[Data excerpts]
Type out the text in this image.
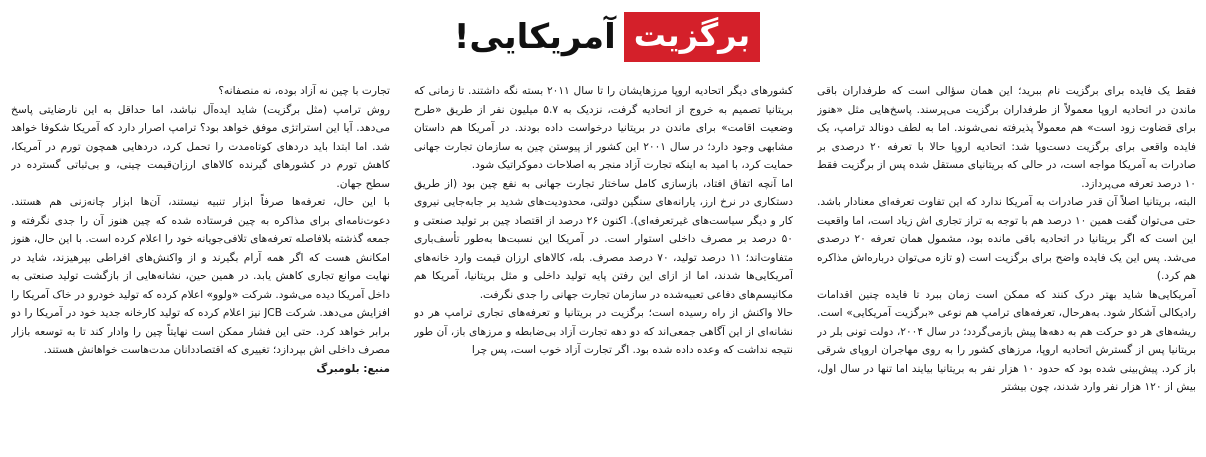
برگزیت
آمریکایی!

فقط یک فایده برای برگزیت نام ببرید؛ این همان سؤالی است که طرفداران باقی ماندن در اتحادیه اروپا معمولاً از طرفداران برگزیت می‌پرسند. پاسخ‌هایی مثل «هنوز برای قضاوت زود است» هم معمولاً پذیرفته نمی‌شوند. اما به لطف دونالد ترامپ، یک فایده واقعی برای برگزیت دست‌وپا شد: اتحادیه اروپا حالا با تعرفه ۲۰ درصدی بر صادرات به آمریکا مواجه است، در حالی که بریتانیای مستقل شده پس از برگزیت فقط ۱۰ درصد تعرفه می‌پردازد.

البته، بریتانیا اصلاً آن قدر صادرات به آمریکا ندارد که این تفاوت تعرفه‌ای معنادار باشد. حتی می‌توان گفت همین ۱۰ درصد هم با توجه به تراز تجاری اش زیاد است، اما واقعیت این است که اگر بریتانیا در اتحادیه باقی مانده بود، مشمول همان تعرفه ۲۰ درصدی می‌شد. پس این یک فایده واضح برای برگزیت است (و تازه می‌توان درباره‌اش مذاکره هم کرد.)

آمریکایی‌ها شاید بهتر درک کنند که ممکن است زمان ببرد تا فایده چنین اقدامات رادیکالی آشکار شود. به‌هرحال، تعرفه‌های ترامپ هم نوعی «برگزیت آمریکایی» است. ریشه‌های هر دو حرکت هم به دهه‌ها پیش بازمی‌گردد؛ در سال ۲۰۰۴، دولت تونی بلر در بریتانیا پس از گسترش اتحادیه اروپا، مرزهای کشور را به روی مهاجران اروپای شرقی باز کرد. پیش‌بینی شده بود که حدود ۱۰ هزار نفر به بریتانیا بیایند اما تنها در سال اول، بیش از ۱۲۰ هزار نفر وارد شدند، چون بیشتر

کشورهای دیگر اتحادیه اروپا مرزهایشان را تا سال ۲۰۱۱ بسته نگه داشتند. تا زمانی که بریتانیا تصمیم به خروج از اتحادیه گرفت، نزدیک به ۵.۷ میلیون نفر از طریق «طرح وضعیت اقامت» برای ماندن در بریتانیا درخواست داده بودند. در آمریکا هم داستان مشابهی وجود دارد؛ در سال ۲۰۰۱ این کشور از پیوستن چین به سازمان تجارت جهانی حمایت کرد، با امید به اینکه تجارت آزاد منجر به اصلاحات دموکراتیک شود.

اما آنچه اتفاق افتاد، بازسازی کامل ساختار تجارت جهانی به نفع چین بود (از طریق دستکاری در نرخ ارز، یارانه‌های سنگین دولتی، محدودیت‌های شدید بر جابه‌جایی نیروی کار و دیگر سیاست‌های غیرتعرفه‌ای). اکنون ۲۶ درصد از اقتصاد چین بر تولید صنعتی و ۵۰ درصد بر مصرف داخلی استوار است. در آمریکا این نسبت‌ها به‌طور تأسف‌باری متفاوت‌اند؛ ۱۱ درصد تولید، ۷۰ درصد مصرف. بله، کالاهای ارزان قیمت وارد خانه‌های آمریکایی‌ها شدند، اما از ازای این رفتن پایه تولید داخلی و مثل بریتانیا، آمریکا هم مکانیسم‌های دفاعی تعبیه‌شده در سازمان تجارت جهانی را جدی نگرفت.

حالا واکنش از راه رسیده است؛ برگزیت در بریتانیا و تعرفه‌های تجاری ترامپ هر دو نشانه‌ای از این آگاهی جمعی‌اند که دو دهه تجارت آزاد بی‌ضابطه و مرزهای باز، آن طور نتیجه نداشت که وعده داده شده بود. اگر تجارت آزاد خوب است، پس چرا

تجارت با چین نه آزاد بوده، نه منصفانه؟

روش ترامپ (مثل برگزیت) شاید ایده‌آل نباشد، اما حداقل به این نارضایتی پاسخ می‌دهد. آیا این استراتژی موفق خواهد بود؟ ترامپ اصرار دارد که آمریکا شکوفا خواهد شد. اما ابتدا باید دردهای کوتاه‌مدت را تحمل کرد، دردهایی همچون تورم در آمریکا، کاهش تورم در کشورهای گیرنده کالاهای ارزان‌قیمت چینی، و بی‌ثباتی گسترده در سطح جهان.

با این حال، تعرفه‌ها صرفاً ابزار تنبیه نیستند، آن‌ها ابزار چانه‌زنی هم هستند. دعوت‌نامه‌ای برای مذاکره به چین فرستاده شده که چین هنوز آن را جدی نگرفته و جمعه گذشته بلافاصله تعرفه‌های تلافی‌جویانه خود را اعلام کرده است. با این حال، هنوز امکانش هست که اگر همه آرام بگیرند و از واکنش‌های افراطی بپرهیزند، شاید در نهایت موانع تجاری کاهش یابد. در همین حین، نشانه‌هایی از بازگشت تولید صنعتی به داخل آمریکا دیده می‌شود. شرکت «ولوو» اعلام کرده که تولید خودرو در خاک آمریکا را افزایش می‌دهد. شرکت JCB نیز اعلام کرده که تولید کارخانه جدید خود در آمریکا را دو برابر خواهد کرد. حتی این فشار ممکن است نهایتاً چین را وادار کند تا به توسعه بازار مصرف داخلی اش بپردازد؛ تغییری که اقتصاددانان مدت‌هاست خواهانش هستند.

منبع: بلومبرگ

# PROBLEM TO WORK ON:
Gather each line that holds "تولید".

# FULL SOLUTION:
اما آنچه اتفاق افتاد، بازسازی کامل ساختار تجارت جهانی به نفع چین بود (از طریق دستکاری در نرخ ارز، یارانه‌های سنگین دولتی، محدودیت‌های شدید بر جابه‌جایی نیروی کار و دیگر سیاست‌های غیرتعرفه‌ای). اکنون ۲۶ درصد از اقتصاد چین بر تولید صنعتی و ۵۰ درصد بر مصرف داخلی استوار است. در آمریکا این نسبت‌ها به‌طور تأسف‌باری متفاوت‌اند؛ ۱۱ درصد تولید، ۷۰ درصد مصرف. بله، کالاهای ارزان قیمت وارد خانه‌های آمریکایی‌ها شدند، اما از ازای این رفتن پایه تولید داخلی و مثل بریتانیا، آمریکا هم مکانیسم‌های دفاعی تعبیه‌شده در سازمان تجارت جهانی را جدی نگرفت.
با این حال، تعرفه‌ها صرفاً ابزار تنبیه نیستند، آن‌ها ابزار چانه‌زنی هم هستند. دعوت‌نامه‌ای برای مذاکره به چین فرستاده شده که چین هنوز آن را جدی نگرفته و جمعه گذشته بلافاصله تعرفه‌های تلافی‌جویانه خود را اعلام کرده است. با این حال، هنوز امکانش هست که اگر همه آرام بگیرند و از واکنش‌های افراطی بپرهیزند، شاید در نهایت موانع تجاری کاهش یابد. در همین حین، نشانه‌هایی از بازگشت تولید صنعتی به داخل آمریکا دیده می‌شود. شرکت «ولوو» اعلام کرده که تولید خودرو در خاک آمریکا را افزایش می‌دهد. شرکت JCB نیز اعلام کرده که تولید کارخانه جدید خود در آمریکا را دو برابر خواهد کرد. حتی این فشار ممکن است نهایتاً چین را وادار کند تا به توسعه بازار مصرف داخلی اش بپردازد؛ تغییری که اقتصاددانان مدت‌هاست خواهانش هستند.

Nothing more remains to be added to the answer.